RECORDED INFORMATION:
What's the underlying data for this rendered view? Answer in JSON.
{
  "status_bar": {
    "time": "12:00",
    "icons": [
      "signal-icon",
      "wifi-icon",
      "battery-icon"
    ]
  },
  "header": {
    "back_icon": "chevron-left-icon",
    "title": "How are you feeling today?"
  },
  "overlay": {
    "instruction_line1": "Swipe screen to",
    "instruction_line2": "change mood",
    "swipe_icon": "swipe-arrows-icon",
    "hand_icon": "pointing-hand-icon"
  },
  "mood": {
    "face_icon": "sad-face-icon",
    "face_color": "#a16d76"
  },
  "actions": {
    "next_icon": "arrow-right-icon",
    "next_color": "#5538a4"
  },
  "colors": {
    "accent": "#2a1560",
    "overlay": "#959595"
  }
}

SET EXERCISE: Repeat the data above, word for word.

OUTPUT FOR THIS EXERCISE:
What's the underlying data for this rendered view? Answer in JSON.
{
  "status_bar": {
    "time": "12:00",
    "icons": [
      "signal-icon",
      "wifi-icon",
      "battery-icon"
    ]
  },
  "header": {
    "back_icon": "chevron-left-icon",
    "title": "How are you feeling today?"
  },
  "overlay": {
    "instruction_line1": "Swipe screen to",
    "instruction_line2": "change mood",
    "swipe_icon": "swipe-arrows-icon",
    "hand_icon": "pointing-hand-icon"
  },
  "mood": {
    "face_icon": "sad-face-icon",
    "face_color": "#a16d76"
  },
  "actions": {
    "next_icon": "arrow-right-icon",
    "next_color": "#5538a4"
  },
  "colors": {
    "accent": "#2a1560",
    "overlay": "#959595"
  }
}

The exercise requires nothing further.